> _PROBLEM DETAILS_: Reproduce only the part of the records that opens with the line containing "I need the location" and closes with the line containing "wechat-logo-icon [195, 170, 229, 197]", swapping "incoming-message-bubble" for "received-message-bubble" and leaving everything else unchanged. Omit the picture from your answer.

> _DATASET ENTRIES_:

================

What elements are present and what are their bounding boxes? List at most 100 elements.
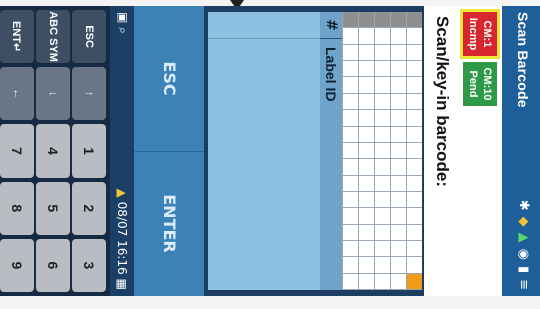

================

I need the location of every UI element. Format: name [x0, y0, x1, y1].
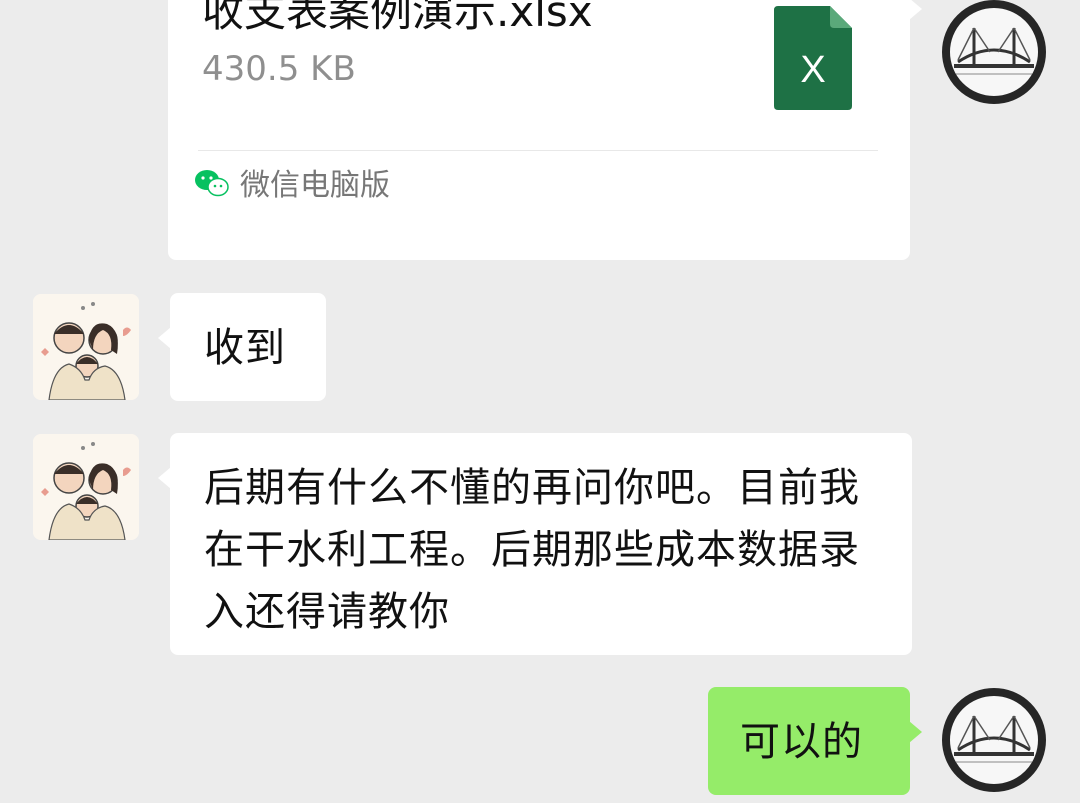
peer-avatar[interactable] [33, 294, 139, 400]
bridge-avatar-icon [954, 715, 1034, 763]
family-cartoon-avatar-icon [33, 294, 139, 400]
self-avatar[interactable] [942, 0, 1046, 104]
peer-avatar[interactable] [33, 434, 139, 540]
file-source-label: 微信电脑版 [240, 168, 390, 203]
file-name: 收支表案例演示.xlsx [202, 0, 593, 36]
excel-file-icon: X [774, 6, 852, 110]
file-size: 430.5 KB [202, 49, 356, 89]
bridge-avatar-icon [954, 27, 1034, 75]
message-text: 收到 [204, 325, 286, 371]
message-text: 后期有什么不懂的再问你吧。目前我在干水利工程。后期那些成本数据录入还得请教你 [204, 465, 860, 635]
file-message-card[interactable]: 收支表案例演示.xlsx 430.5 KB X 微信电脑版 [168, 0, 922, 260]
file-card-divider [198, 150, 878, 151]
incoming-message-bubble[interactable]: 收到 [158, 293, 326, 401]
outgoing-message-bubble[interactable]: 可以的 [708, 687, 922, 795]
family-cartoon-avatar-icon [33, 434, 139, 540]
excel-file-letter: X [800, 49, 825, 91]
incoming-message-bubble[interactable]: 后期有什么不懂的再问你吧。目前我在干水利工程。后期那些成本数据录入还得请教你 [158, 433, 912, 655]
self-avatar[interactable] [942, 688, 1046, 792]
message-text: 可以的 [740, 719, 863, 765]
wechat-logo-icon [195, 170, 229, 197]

================

> _ANSWER FOR THIS EXERCISE_:
I need the location of every UI element. Format: name [x0, y0, x1, y1].
peer-avatar[interactable] [33, 294, 139, 400]
bridge-avatar-icon [954, 715, 1034, 763]
family-cartoon-avatar-icon [33, 294, 139, 400]
self-avatar[interactable] [942, 0, 1046, 104]
peer-avatar[interactable] [33, 434, 139, 540]
file-source-label: 微信电脑版 [240, 168, 390, 203]
file-name: 收支表案例演示.xlsx [202, 0, 593, 36]
excel-file-icon: X [774, 6, 852, 110]
file-size: 430.5 KB [202, 49, 356, 89]
bridge-avatar-icon [954, 27, 1034, 75]
message-text: 收到 [204, 325, 286, 371]
message-text: 后期有什么不懂的再问你吧。目前我在干水利工程。后期那些成本数据录入还得请教你 [204, 465, 860, 635]
file-message-card[interactable]: 收支表案例演示.xlsx 430.5 KB X 微信电脑版 [168, 0, 922, 260]
file-card-divider [198, 150, 878, 151]
received-message-bubble[interactable]: 收到 [158, 293, 326, 401]
outgoing-message-bubble[interactable]: 可以的 [708, 687, 922, 795]
family-cartoon-avatar-icon [33, 434, 139, 540]
excel-file-letter: X [800, 49, 825, 91]
received-message-bubble[interactable]: 后期有什么不懂的再问你吧。目前我在干水利工程。后期那些成本数据录入还得请教你 [158, 433, 912, 655]
self-avatar[interactable] [942, 688, 1046, 792]
message-text: 可以的 [740, 719, 863, 765]
wechat-logo-icon [195, 170, 229, 197]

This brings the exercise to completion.